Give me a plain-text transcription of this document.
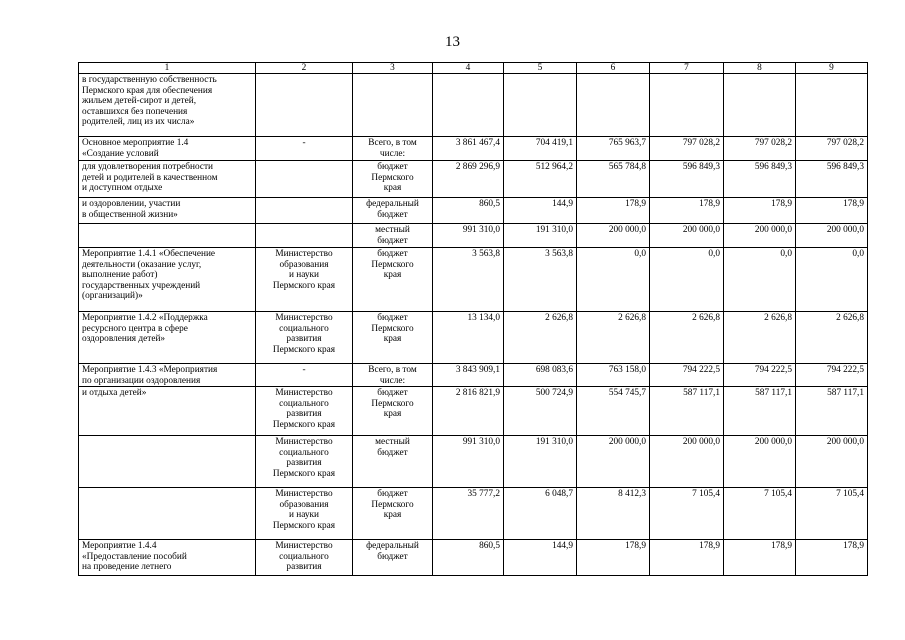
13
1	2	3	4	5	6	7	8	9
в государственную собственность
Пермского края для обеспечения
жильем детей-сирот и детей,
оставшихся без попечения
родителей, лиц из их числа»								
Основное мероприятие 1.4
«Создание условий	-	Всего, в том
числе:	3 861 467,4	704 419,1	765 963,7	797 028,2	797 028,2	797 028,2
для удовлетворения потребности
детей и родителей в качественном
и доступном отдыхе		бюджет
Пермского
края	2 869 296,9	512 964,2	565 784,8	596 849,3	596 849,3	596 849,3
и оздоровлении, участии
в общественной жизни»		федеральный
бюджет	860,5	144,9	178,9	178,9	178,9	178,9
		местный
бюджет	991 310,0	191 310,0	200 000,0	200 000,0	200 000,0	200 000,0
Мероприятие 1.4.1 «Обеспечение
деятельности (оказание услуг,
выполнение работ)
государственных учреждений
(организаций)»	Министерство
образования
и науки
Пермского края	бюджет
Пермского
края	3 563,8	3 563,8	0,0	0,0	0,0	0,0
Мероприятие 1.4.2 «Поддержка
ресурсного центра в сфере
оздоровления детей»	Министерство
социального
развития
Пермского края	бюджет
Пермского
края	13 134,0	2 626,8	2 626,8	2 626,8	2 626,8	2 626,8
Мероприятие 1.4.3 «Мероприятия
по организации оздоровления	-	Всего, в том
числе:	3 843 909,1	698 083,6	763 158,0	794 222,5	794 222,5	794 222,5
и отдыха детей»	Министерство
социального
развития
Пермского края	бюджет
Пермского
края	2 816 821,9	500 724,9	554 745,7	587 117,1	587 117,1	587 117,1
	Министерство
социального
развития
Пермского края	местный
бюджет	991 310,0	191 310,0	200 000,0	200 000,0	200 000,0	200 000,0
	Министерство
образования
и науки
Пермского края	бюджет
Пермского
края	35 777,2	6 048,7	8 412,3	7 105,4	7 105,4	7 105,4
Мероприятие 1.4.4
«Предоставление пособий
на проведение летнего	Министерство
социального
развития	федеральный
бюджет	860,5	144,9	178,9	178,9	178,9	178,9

---*---

Identify the lines above that contain the word "Всего", then copy them.

**Exercise response:**
«Создание условий	-	Всего, в том
по организации оздоровления	-	Всего, в том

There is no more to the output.